### GIVEN RECORDS
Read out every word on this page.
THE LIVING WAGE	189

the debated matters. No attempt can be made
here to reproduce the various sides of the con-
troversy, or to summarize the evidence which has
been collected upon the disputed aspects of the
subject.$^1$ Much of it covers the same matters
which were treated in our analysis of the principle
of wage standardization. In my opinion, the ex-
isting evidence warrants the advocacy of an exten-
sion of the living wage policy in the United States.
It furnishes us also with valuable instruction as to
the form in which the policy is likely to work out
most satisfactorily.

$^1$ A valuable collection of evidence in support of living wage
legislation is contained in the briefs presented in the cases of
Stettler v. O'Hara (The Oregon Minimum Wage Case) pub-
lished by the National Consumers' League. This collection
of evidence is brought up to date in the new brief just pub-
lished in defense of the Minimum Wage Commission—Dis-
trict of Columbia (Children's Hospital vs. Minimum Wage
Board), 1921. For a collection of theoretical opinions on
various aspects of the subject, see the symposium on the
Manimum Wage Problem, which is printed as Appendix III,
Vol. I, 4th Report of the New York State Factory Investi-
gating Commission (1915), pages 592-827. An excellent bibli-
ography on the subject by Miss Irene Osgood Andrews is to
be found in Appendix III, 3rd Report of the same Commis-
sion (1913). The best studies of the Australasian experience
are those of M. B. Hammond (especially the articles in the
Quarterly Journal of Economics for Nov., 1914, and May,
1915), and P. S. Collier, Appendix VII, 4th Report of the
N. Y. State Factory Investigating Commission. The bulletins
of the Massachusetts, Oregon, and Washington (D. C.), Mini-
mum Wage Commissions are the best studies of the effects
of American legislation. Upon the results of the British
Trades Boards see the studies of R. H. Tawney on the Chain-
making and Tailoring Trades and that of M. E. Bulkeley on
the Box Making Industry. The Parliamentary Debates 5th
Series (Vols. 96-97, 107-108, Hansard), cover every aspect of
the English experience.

### TO BE DONE
Copy all of the material word for word.

### RESPONSE
Read out every word on this page.
THE LIVING WAGE	189

the debated matters. No attempt can be made
here to reproduce the various sides of the con-
troversy, or to summarize the evidence which has
been collected upon the disputed aspects of the
subject.$^1$ Much of it covers the same matters
which were treated in our analysis of the principle
of wage standardization. In my opinion, the ex-
isting evidence warrants the advocacy of an exten-
sion of the living wage policy in the United States.
It furnishes us also with valuable instruction as to
the form in which the policy is likely to work out
most satisfactorily.

$^1$ A valuable collection of evidence in support of living wage
legislation is contained in the briefs presented in the cases of
Stettler v. O'Hara (The Oregon Minimum Wage Case) pub-
lished by the National Consumers' League. This collection
of evidence is brought up to date in the new brief just pub-
lished in defense of the Minimum Wage Commission—Dis-
trict of Columbia (Children's Hospital vs. Minimum Wage
Board), 1921. For a collection of theoretical opinions on
various aspects of the subject, see the symposium on the
Manimum Wage Problem, which is printed as Appendix III,
Vol. I, 4th Report of the New York State Factory Investi-
gating Commission (1915), pages 592-827. An excellent bibli-
ography on the subject by Miss Irene Osgood Andrews is to
be found in Appendix III, 3rd Report of the same Commis-
sion (1913). The best studies of the Australasian experience
are those of M. B. Hammond (especially the articles in the
Quarterly Journal of Economics for Nov., 1914, and May,
1915), and P. S. Collier, Appendix VII, 4th Report of the
N. Y. State Factory Investigating Commission. The bulletins
of the Massachusetts, Oregon, and Washington (D. C.), Mini-
mum Wage Commissions are the best studies of the effects
of American legislation. Upon the results of the British
Trades Boards see the studies of R. H. Tawney on the Chain-
making and Tailoring Trades and that of M. E. Bulkeley on
the Box Making Industry. The Parliamentary Debates 5th
Series (Vols. 96-97, 107-108, Hansard), cover every aspect of
the English experience.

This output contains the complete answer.